§ Work required
Drop the images; return everything else in the listing below exactly.

═══

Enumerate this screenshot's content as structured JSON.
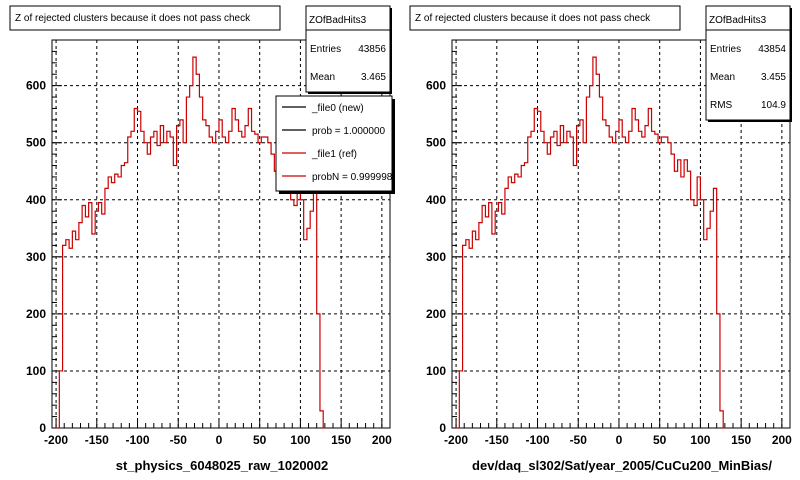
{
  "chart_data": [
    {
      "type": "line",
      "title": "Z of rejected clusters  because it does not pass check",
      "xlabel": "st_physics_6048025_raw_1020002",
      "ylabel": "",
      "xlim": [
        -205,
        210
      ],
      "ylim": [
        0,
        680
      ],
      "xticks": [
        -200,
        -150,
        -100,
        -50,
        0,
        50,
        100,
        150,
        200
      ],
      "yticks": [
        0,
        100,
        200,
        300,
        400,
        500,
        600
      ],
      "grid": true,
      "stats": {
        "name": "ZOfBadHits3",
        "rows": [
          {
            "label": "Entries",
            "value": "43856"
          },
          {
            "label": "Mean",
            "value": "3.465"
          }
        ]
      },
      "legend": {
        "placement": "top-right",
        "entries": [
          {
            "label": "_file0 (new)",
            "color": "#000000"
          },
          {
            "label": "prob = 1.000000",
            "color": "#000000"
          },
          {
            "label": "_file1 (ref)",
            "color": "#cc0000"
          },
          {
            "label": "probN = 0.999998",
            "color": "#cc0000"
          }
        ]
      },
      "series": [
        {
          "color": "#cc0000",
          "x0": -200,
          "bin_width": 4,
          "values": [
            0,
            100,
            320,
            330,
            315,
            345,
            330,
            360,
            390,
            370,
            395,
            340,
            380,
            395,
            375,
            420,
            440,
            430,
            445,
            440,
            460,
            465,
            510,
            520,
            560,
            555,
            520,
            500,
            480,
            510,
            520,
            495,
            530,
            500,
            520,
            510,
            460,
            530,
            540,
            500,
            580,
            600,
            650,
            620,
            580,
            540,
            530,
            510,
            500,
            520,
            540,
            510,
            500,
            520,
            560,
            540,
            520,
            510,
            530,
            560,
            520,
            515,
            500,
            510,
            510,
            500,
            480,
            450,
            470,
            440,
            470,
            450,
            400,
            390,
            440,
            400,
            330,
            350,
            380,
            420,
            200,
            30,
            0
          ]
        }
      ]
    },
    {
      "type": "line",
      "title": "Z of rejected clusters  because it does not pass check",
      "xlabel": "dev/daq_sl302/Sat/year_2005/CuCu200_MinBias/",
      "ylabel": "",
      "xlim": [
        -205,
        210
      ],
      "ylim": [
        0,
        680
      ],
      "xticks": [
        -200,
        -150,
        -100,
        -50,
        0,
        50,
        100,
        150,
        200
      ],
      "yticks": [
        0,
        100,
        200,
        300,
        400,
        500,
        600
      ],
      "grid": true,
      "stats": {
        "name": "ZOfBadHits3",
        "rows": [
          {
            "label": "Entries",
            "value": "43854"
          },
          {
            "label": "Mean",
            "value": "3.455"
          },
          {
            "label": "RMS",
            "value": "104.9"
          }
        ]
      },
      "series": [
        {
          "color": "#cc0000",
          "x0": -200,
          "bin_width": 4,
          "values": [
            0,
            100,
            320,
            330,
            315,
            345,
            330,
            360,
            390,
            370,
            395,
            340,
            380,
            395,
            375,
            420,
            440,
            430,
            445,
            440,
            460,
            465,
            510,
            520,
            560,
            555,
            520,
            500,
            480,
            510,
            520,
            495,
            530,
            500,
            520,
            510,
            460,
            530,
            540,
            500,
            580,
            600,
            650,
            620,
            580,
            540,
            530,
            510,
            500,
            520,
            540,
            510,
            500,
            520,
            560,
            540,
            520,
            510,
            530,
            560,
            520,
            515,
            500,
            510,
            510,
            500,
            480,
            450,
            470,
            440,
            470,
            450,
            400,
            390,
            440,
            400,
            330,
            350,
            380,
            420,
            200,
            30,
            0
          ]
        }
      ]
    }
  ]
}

═══

§ Right answer
Enumerate this screenshot's content as structured JSON.
{
  "chart_data": [
    {
      "type": "line",
      "title": "Z of rejected clusters  because it does not pass check",
      "xlabel": "st_physics_6048025_raw_1020002",
      "ylabel": "",
      "xlim": [
        -205,
        210
      ],
      "ylim": [
        0,
        680
      ],
      "xticks": [
        -200,
        -150,
        -100,
        -50,
        0,
        50,
        100,
        150,
        200
      ],
      "yticks": [
        0,
        100,
        200,
        300,
        400,
        500,
        600
      ],
      "grid": true,
      "stats": {
        "name": "ZOfBadHits3",
        "rows": [
          {
            "label": "Entries",
            "value": "43856"
          },
          {
            "label": "Mean",
            "value": "3.465"
          }
        ]
      },
      "legend": {
        "placement": "top-right",
        "entries": [
          {
            "label": "_file0 (new)",
            "color": "#000000"
          },
          {
            "label": "prob = 1.000000",
            "color": "#000000"
          },
          {
            "label": "_file1 (ref)",
            "color": "#cc0000"
          },
          {
            "label": "probN = 0.999998",
            "color": "#cc0000"
          }
        ]
      },
      "series": [
        {
          "color": "#cc0000",
          "x0": -200,
          "bin_width": 4,
          "values": [
            0,
            100,
            320,
            330,
            315,
            345,
            330,
            360,
            390,
            370,
            395,
            340,
            380,
            395,
            375,
            420,
            440,
            430,
            445,
            440,
            460,
            465,
            510,
            520,
            560,
            555,
            520,
            500,
            480,
            510,
            520,
            495,
            530,
            500,
            520,
            510,
            460,
            530,
            540,
            500,
            580,
            600,
            650,
            620,
            580,
            540,
            530,
            510,
            500,
            520,
            540,
            510,
            500,
            520,
            560,
            540,
            520,
            510,
            530,
            560,
            520,
            515,
            500,
            510,
            510,
            500,
            480,
            450,
            470,
            440,
            470,
            450,
            400,
            390,
            440,
            400,
            330,
            350,
            380,
            420,
            200,
            30,
            0
          ]
        }
      ]
    },
    {
      "type": "line",
      "title": "Z of rejected clusters  because it does not pass check",
      "xlabel": "dev/daq_sl302/Sat/year_2005/CuCu200_MinBias/",
      "ylabel": "",
      "xlim": [
        -205,
        210
      ],
      "ylim": [
        0,
        680
      ],
      "xticks": [
        -200,
        -150,
        -100,
        -50,
        0,
        50,
        100,
        150,
        200
      ],
      "yticks": [
        0,
        100,
        200,
        300,
        400,
        500,
        600
      ],
      "grid": true,
      "stats": {
        "name": "ZOfBadHits3",
        "rows": [
          {
            "label": "Entries",
            "value": "43854"
          },
          {
            "label": "Mean",
            "value": "3.455"
          },
          {
            "label": "RMS",
            "value": "104.9"
          }
        ]
      },
      "series": [
        {
          "color": "#cc0000",
          "x0": -200,
          "bin_width": 4,
          "values": [
            0,
            100,
            320,
            330,
            315,
            345,
            330,
            360,
            390,
            370,
            395,
            340,
            380,
            395,
            375,
            420,
            440,
            430,
            445,
            440,
            460,
            465,
            510,
            520,
            560,
            555,
            520,
            500,
            480,
            510,
            520,
            495,
            530,
            500,
            520,
            510,
            460,
            530,
            540,
            500,
            580,
            600,
            650,
            620,
            580,
            540,
            530,
            510,
            500,
            520,
            540,
            510,
            500,
            520,
            560,
            540,
            520,
            510,
            530,
            560,
            520,
            515,
            500,
            510,
            510,
            500,
            480,
            450,
            470,
            440,
            470,
            450,
            400,
            390,
            440,
            400,
            330,
            350,
            380,
            420,
            200,
            30,
            0
          ]
        }
      ]
    }
  ]
}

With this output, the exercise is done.